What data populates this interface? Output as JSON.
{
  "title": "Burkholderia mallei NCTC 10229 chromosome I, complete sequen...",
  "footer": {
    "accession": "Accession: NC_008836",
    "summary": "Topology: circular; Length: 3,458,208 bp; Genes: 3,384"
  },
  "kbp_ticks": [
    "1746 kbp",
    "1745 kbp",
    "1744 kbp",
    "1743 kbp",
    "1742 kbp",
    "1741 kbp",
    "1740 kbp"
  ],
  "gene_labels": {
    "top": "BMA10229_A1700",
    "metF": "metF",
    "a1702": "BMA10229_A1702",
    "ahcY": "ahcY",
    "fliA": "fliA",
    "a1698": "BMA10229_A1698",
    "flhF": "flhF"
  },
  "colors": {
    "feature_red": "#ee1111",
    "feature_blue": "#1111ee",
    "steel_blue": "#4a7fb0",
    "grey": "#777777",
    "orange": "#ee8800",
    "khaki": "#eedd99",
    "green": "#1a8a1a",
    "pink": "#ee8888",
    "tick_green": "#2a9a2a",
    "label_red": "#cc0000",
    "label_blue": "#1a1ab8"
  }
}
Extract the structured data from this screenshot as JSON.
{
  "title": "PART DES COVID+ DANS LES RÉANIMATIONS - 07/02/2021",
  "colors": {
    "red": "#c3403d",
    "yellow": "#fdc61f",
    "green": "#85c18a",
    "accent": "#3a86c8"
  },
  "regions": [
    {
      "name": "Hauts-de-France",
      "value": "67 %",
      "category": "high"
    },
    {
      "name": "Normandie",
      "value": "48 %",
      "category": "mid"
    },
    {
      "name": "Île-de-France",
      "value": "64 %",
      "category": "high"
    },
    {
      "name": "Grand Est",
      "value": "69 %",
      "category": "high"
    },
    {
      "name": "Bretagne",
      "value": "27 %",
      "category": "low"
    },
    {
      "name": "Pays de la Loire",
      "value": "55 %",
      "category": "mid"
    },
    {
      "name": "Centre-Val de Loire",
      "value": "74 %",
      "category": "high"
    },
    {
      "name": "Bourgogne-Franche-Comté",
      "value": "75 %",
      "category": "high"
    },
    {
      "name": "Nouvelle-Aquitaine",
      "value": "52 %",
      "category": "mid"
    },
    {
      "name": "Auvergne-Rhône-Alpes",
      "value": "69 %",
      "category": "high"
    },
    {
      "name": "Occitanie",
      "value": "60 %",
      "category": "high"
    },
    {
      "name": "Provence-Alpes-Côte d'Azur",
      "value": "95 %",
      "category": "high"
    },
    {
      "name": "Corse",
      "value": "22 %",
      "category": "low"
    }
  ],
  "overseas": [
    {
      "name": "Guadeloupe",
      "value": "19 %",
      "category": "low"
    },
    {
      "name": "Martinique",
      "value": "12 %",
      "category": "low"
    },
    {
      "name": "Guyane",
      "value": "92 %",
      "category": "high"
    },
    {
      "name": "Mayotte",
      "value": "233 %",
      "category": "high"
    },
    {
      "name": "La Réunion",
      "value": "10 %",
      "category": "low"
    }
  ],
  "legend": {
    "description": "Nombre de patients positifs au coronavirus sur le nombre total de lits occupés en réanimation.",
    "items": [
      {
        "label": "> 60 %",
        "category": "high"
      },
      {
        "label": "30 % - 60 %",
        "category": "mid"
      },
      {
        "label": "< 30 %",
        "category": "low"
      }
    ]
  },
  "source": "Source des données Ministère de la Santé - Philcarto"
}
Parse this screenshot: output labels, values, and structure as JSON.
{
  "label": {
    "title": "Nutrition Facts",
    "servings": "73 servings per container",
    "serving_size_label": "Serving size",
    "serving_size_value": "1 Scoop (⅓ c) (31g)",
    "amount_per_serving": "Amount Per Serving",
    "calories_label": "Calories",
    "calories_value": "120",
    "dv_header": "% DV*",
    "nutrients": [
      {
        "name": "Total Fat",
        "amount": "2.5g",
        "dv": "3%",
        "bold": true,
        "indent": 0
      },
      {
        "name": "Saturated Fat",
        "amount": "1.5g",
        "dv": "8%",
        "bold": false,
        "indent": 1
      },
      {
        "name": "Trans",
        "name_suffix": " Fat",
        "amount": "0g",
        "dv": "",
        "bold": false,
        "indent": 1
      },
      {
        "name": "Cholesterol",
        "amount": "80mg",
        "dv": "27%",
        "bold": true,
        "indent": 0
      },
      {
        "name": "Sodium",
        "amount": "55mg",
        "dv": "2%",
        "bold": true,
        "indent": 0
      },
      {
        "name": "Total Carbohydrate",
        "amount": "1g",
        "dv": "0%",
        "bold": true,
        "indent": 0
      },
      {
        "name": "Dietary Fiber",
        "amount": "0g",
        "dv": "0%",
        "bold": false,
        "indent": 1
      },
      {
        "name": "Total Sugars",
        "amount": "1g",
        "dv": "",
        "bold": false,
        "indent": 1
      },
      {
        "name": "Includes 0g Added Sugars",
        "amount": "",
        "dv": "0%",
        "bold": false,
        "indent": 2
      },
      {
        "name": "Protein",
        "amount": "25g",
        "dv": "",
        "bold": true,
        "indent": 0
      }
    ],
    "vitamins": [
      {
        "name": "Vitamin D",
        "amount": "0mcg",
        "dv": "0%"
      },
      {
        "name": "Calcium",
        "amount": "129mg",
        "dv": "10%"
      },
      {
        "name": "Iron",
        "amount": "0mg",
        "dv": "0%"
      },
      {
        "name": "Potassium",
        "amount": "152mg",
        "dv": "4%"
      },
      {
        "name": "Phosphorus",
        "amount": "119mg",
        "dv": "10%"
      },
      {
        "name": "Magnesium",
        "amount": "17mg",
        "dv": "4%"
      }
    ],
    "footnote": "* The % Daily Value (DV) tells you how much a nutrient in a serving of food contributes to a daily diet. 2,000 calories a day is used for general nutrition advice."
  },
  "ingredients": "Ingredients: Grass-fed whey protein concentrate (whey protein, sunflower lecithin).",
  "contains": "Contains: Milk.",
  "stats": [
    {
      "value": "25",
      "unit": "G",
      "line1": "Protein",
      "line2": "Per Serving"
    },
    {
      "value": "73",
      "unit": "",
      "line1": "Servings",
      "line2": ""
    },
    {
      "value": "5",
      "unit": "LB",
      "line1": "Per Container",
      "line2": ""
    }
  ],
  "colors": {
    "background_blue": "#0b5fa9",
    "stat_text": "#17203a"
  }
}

● ● ● ● ● ● ●

What you will do: Transcribe the listing shown above in full and without change.

Written reply:
What data populates this interface? Output as JSON.
{
  "title": "Burkholderia mallei NCTC 10229 chromosome I, complete sequen...",
  "footer": {
    "accession": "Accession: NC_008836",
    "summary": "Topology: circular; Length: 3,458,208 bp; Genes: 3,384"
  },
  "kbp_ticks": [
    "1746 kbp",
    "1745 kbp",
    "1744 kbp",
    "1743 kbp",
    "1742 kbp",
    "1741 kbp",
    "1740 kbp"
  ],
  "gene_labels": {
    "top": "BMA10229_A1700",
    "metF": "metF",
    "a1702": "BMA10229_A1702",
    "ahcY": "ahcY",
    "fliA": "fliA",
    "a1698": "BMA10229_A1698",
    "flhF": "flhF"
  },
  "colors": {
    "feature_red": "#ee1111",
    "feature_blue": "#1111ee",
    "steel_blue": "#4a7fb0",
    "grey": "#777777",
    "orange": "#ee8800",
    "khaki": "#eedd99",
    "green": "#1a8a1a",
    "pink": "#ee8888",
    "tick_green": "#2a9a2a",
    "label_red": "#cc0000",
    "label_blue": "#1a1ab8"
  }
}
Extract the structured data from this screenshot as JSON.
{
  "title": "PART DES COVID+ DANS LES RÉANIMATIONS - 07/02/2021",
  "colors": {
    "red": "#c3403d",
    "yellow": "#fdc61f",
    "green": "#85c18a",
    "accent": "#3a86c8"
  },
  "regions": [
    {
      "name": "Hauts-de-France",
      "value": "67 %",
      "category": "high"
    },
    {
      "name": "Normandie",
      "value": "48 %",
      "category": "mid"
    },
    {
      "name": "Île-de-France",
      "value": "64 %",
      "category": "high"
    },
    {
      "name": "Grand Est",
      "value": "69 %",
      "category": "high"
    },
    {
      "name": "Bretagne",
      "value": "27 %",
      "category": "low"
    },
    {
      "name": "Pays de la Loire",
      "value": "55 %",
      "category": "mid"
    },
    {
      "name": "Centre-Val de Loire",
      "value": "74 %",
      "category": "high"
    },
    {
      "name": "Bourgogne-Franche-Comté",
      "value": "75 %",
      "category": "high"
    },
    {
      "name": "Nouvelle-Aquitaine",
      "value": "52 %",
      "category": "mid"
    },
    {
      "name": "Auvergne-Rhône-Alpes",
      "value": "69 %",
      "category": "high"
    },
    {
      "name": "Occitanie",
      "value": "60 %",
      "category": "high"
    },
    {
      "name": "Provence-Alpes-Côte d'Azur",
      "value": "95 %",
      "category": "high"
    },
    {
      "name": "Corse",
      "value": "22 %",
      "category": "low"
    }
  ],
  "overseas": [
    {
      "name": "Guadeloupe",
      "value": "19 %",
      "category": "low"
    },
    {
      "name": "Martinique",
      "value": "12 %",
      "category": "low"
    },
    {
      "name": "Guyane",
      "value": "92 %",
      "category": "high"
    },
    {
      "name": "Mayotte",
      "value": "233 %",
      "category": "high"
    },
    {
      "name": "La Réunion",
      "value": "10 %",
      "category": "low"
    }
  ],
  "legend": {
    "description": "Nombre de patients positifs au coronavirus sur le nombre total de lits occupés en réanimation.",
    "items": [
      {
        "label": "> 60 %",
        "category": "high"
      },
      {
        "label": "30 % - 60 %",
        "category": "mid"
      },
      {
        "label": "< 30 %",
        "category": "low"
      }
    ]
  },
  "source": "Source des données Ministère de la Santé - Philcarto"
}
Parse this screenshot: output labels, values, and structure as JSON.
{
  "label": {
    "title": "Nutrition Facts",
    "servings": "73 servings per container",
    "serving_size_label": "Serving size",
    "serving_size_value": "1 Scoop (⅓ c) (31g)",
    "amount_per_serving": "Amount Per Serving",
    "calories_label": "Calories",
    "calories_value": "120",
    "dv_header": "% DV*",
    "nutrients": [
      {
        "name": "Total Fat",
        "amount": "2.5g",
        "dv": "3%",
        "bold": true,
        "indent": 0
      },
      {
        "name": "Saturated Fat",
        "amount": "1.5g",
        "dv": "8%",
        "bold": false,
        "indent": 1
      },
      {
        "name": "Trans",
        "name_suffix": " Fat",
        "amount": "0g",
        "dv": "",
        "bold": false,
        "indent": 1
      },
      {
        "name": "Cholesterol",
        "amount": "80mg",
        "dv": "27%",
        "bold": true,
        "indent": 0
      },
      {
        "name": "Sodium",
        "amount": "55mg",
        "dv": "2%",
        "bold": true,
        "indent": 0
      },
      {
        "name": "Total Carbohydrate",
        "amount": "1g",
        "dv": "0%",
        "bold": true,
        "indent": 0
      },
      {
        "name": "Dietary Fiber",
        "amount": "0g",
        "dv": "0%",
        "bold": false,
        "indent": 1
      },
      {
        "name": "Total Sugars",
        "amount": "1g",
        "dv": "",
        "bold": false,
        "indent": 1
      },
      {
        "name": "Includes 0g Added Sugars",
        "amount": "",
        "dv": "0%",
        "bold": false,
        "indent": 2
      },
      {
        "name": "Protein",
        "amount": "25g",
        "dv": "",
        "bold": true,
        "indent": 0
      }
    ],
    "vitamins": [
      {
        "name": "Vitamin D",
        "amount": "0mcg",
        "dv": "0%"
      },
      {
        "name": "Calcium",
        "amount": "129mg",
        "dv": "10%"
      },
      {
        "name": "Iron",
        "amount": "0mg",
        "dv": "0%"
      },
      {
        "name": "Potassium",
        "amount": "152mg",
        "dv": "4%"
      },
      {
        "name": "Phosphorus",
        "amount": "119mg",
        "dv": "10%"
      },
      {
        "name": "Magnesium",
        "amount": "17mg",
        "dv": "4%"
      }
    ],
    "footnote": "* The % Daily Value (DV) tells you how much a nutrient in a serving of food contributes to a daily diet. 2,000 calories a day is used for general nutrition advice."
  },
  "ingredients": "Ingredients: Grass-fed whey protein concentrate (whey protein, sunflower lecithin).",
  "contains": "Contains: Milk.",
  "stats": [
    {
      "value": "25",
      "unit": "G",
      "line1": "Protein",
      "line2": "Per Serving"
    },
    {
      "value": "73",
      "unit": "",
      "line1": "Servings",
      "line2": ""
    },
    {
      "value": "5",
      "unit": "LB",
      "line1": "Per Container",
      "line2": ""
    }
  ],
  "colors": {
    "background_blue": "#0b5fa9",
    "stat_text": "#17203a"
  }
}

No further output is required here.